Set down the material once more, exactly as it appears.

### Material
****************************************

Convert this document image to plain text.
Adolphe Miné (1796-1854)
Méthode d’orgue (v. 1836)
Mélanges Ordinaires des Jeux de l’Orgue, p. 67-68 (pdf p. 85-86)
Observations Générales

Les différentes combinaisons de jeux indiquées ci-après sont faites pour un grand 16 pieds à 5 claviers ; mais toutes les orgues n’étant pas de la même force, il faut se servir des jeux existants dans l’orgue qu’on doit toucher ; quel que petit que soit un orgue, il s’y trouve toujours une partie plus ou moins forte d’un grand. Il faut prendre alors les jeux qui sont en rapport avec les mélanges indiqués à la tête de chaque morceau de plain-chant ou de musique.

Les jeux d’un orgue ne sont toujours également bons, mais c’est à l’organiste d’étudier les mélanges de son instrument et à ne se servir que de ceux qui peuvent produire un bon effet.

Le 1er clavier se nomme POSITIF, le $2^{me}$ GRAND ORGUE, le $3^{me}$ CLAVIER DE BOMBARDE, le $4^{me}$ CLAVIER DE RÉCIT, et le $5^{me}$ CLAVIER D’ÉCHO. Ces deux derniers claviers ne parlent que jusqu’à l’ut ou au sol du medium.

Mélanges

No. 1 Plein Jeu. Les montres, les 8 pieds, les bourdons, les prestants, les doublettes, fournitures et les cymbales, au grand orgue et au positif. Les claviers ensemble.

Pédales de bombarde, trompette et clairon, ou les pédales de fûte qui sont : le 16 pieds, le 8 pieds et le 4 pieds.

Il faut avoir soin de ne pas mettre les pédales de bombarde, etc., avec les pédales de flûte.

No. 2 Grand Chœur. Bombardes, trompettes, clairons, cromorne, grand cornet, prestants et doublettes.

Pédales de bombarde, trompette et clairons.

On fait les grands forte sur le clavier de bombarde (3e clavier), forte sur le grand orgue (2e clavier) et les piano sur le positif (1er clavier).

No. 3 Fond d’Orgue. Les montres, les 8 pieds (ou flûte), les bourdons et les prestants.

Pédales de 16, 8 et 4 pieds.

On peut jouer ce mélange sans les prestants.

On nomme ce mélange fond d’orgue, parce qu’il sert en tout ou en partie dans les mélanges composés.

****************************************

### Exercise output
Convert this document image to plain text.
Adolphe Miné (1796-1854)
Méthode d’orgue (v. 1836)
Mélanges Ordinaires des Jeux de l’Orgue, p. 67-68 (pdf p. 85-86)
Observations Générales

Les différentes combinaisons de jeux indiquées ci-après sont faites pour un grand 16 pieds à 5 claviers ; mais toutes les orgues n’étant pas de la même force, il faut se servir des jeux existants dans l’orgue qu’on doit toucher ; quel que petit que soit un orgue, il s’y trouve toujours une partie plus ou moins forte d’un grand. Il faut prendre alors les jeux qui sont en rapport avec les mélanges indiqués à la tête de chaque morceau de plain-chant ou de musique.

Les jeux d’un orgue ne sont toujours également bons, mais c’est à l’organiste d’étudier les mélanges de son instrument et à ne se servir que de ceux qui peuvent produire un bon effet.

Le 1er clavier se nomme POSITIF, le $2^{me}$ GRAND ORGUE, le $3^{me}$ CLAVIER DE BOMBARDE, le $4^{me}$ CLAVIER DE RÉCIT, et le $5^{me}$ CLAVIER D’ÉCHO. Ces deux derniers claviers ne parlent que jusqu’à l’ut ou au sol du medium.

Mélanges

No. 1 Plein Jeu. Les montres, les 8 pieds, les bourdons, les prestants, les doublettes, fournitures et les cymbales, au grand orgue et au positif. Les claviers ensemble.

Pédales de bombarde, trompette et clairon, ou les pédales de fûte qui sont : le 16 pieds, le 8 pieds et le 4 pieds.

Il faut avoir soin de ne pas mettre les pédales de bombarde, etc., avec les pédales de flûte.

No. 2 Grand Chœur. Bombardes, trompettes, clairons, cromorne, grand cornet, prestants et doublettes.

Pédales de bombarde, trompette et clairons.

On fait les grands forte sur le clavier de bombarde (3e clavier), forte sur le grand orgue (2e clavier) et les piano sur le positif (1er clavier).

No. 3 Fond d’Orgue. Les montres, les 8 pieds (ou flûte), les bourdons et les prestants.

Pédales de 16, 8 et 4 pieds.

On peut jouer ce mélange sans les prestants.

On nomme ce mélange fond d’orgue, parce qu’il sert en tout ou en partie dans les mélanges composés.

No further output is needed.